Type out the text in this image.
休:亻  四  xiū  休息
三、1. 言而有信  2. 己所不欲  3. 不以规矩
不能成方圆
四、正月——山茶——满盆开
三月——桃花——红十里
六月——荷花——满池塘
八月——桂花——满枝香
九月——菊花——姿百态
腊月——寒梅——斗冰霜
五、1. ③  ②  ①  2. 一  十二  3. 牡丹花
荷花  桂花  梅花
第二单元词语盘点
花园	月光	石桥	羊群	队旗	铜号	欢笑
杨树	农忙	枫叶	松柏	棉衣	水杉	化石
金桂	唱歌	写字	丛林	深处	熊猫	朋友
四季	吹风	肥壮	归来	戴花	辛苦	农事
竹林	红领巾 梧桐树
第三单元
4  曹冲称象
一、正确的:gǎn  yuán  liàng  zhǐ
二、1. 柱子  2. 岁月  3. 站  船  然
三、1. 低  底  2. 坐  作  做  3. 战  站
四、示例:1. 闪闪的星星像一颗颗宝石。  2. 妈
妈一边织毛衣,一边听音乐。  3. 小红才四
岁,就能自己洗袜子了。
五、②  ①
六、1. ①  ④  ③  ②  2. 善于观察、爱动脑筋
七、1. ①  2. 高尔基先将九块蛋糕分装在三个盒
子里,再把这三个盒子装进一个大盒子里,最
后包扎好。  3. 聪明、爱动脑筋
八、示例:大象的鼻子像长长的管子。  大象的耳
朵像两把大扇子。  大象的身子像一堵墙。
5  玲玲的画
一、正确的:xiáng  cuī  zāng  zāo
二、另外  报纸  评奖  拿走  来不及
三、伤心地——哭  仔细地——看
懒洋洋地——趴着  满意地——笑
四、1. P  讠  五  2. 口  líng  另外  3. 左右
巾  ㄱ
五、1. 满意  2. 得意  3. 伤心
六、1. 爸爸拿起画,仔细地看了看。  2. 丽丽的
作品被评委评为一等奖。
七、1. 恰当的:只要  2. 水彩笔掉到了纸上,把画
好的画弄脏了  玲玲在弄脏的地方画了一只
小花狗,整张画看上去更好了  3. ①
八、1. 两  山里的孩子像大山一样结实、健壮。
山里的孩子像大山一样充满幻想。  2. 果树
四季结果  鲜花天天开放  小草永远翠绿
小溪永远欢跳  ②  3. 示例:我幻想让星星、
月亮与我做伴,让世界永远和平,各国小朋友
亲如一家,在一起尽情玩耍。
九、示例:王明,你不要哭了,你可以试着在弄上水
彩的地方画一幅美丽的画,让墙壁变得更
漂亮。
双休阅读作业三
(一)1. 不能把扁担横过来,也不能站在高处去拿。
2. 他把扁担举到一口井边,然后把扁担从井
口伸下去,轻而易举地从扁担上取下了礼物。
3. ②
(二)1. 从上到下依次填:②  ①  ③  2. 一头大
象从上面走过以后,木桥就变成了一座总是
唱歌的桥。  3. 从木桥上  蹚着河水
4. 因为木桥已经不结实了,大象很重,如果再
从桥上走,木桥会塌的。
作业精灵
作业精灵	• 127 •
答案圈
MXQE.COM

--

• Problem:
Write out the whole listing again, exactly as it stands.

• Task output:
Type out the text in this image.
休:亻  四  xiū  休息
三、1. 言而有信  2. 己所不欲  3. 不以规矩
不能成方圆
四、正月——山茶——满盆开
三月——桃花——红十里
六月——荷花——满池塘
八月——桂花——满枝香
九月——菊花——姿百态
腊月——寒梅——斗冰霜
五、1. ③  ②  ①  2. 一  十二  3. 牡丹花
荷花  桂花  梅花
第二单元词语盘点
花园	月光	石桥	羊群	队旗	铜号	欢笑
杨树	农忙	枫叶	松柏	棉衣	水杉	化石
金桂	唱歌	写字	丛林	深处	熊猫	朋友
四季	吹风	肥壮	归来	戴花	辛苦	农事
竹林	红领巾 梧桐树
第三单元
4  曹冲称象
一、正确的:gǎn  yuán  liàng  zhǐ
二、1. 柱子  2. 岁月  3. 站  船  然
三、1. 低  底  2. 坐  作  做  3. 战  站
四、示例:1. 闪闪的星星像一颗颗宝石。  2. 妈
妈一边织毛衣,一边听音乐。  3. 小红才四
岁,就能自己洗袜子了。
五、②  ①
六、1. ①  ④  ③  ②  2. 善于观察、爱动脑筋
七、1. ①  2. 高尔基先将九块蛋糕分装在三个盒
子里,再把这三个盒子装进一个大盒子里,最
后包扎好。  3. 聪明、爱动脑筋
八、示例:大象的鼻子像长长的管子。  大象的耳
朵像两把大扇子。  大象的身子像一堵墙。
5  玲玲的画
一、正确的:xiáng  cuī  zāng  zāo
二、另外  报纸  评奖  拿走  来不及
三、伤心地——哭  仔细地——看
懒洋洋地——趴着  满意地——笑
四、1. P  讠  五  2. 口  líng  另外  3. 左右
巾  ㄱ
五、1. 满意  2. 得意  3. 伤心
六、1. 爸爸拿起画,仔细地看了看。  2. 丽丽的
作品被评委评为一等奖。
七、1. 恰当的:只要  2. 水彩笔掉到了纸上,把画
好的画弄脏了  玲玲在弄脏的地方画了一只
小花狗,整张画看上去更好了  3. ①
八、1. 两  山里的孩子像大山一样结实、健壮。
山里的孩子像大山一样充满幻想。  2. 果树
四季结果  鲜花天天开放  小草永远翠绿
小溪永远欢跳  ②  3. 示例:我幻想让星星、
月亮与我做伴,让世界永远和平,各国小朋友
亲如一家,在一起尽情玩耍。
九、示例:王明,你不要哭了,你可以试着在弄上水
彩的地方画一幅美丽的画,让墙壁变得更
漂亮。
双休阅读作业三
(一)1. 不能把扁担横过来,也不能站在高处去拿。
2. 他把扁担举到一口井边,然后把扁担从井
口伸下去,轻而易举地从扁担上取下了礼物。
3. ②
(二)1. 从上到下依次填:②  ①  ③  2. 一头大
象从上面走过以后,木桥就变成了一座总是
唱歌的桥。  3. 从木桥上  蹚着河水
4. 因为木桥已经不结实了,大象很重,如果再
从桥上走,木桥会塌的。
作业精灵
作业精灵	• 127 •
答案圈
MXQE.COM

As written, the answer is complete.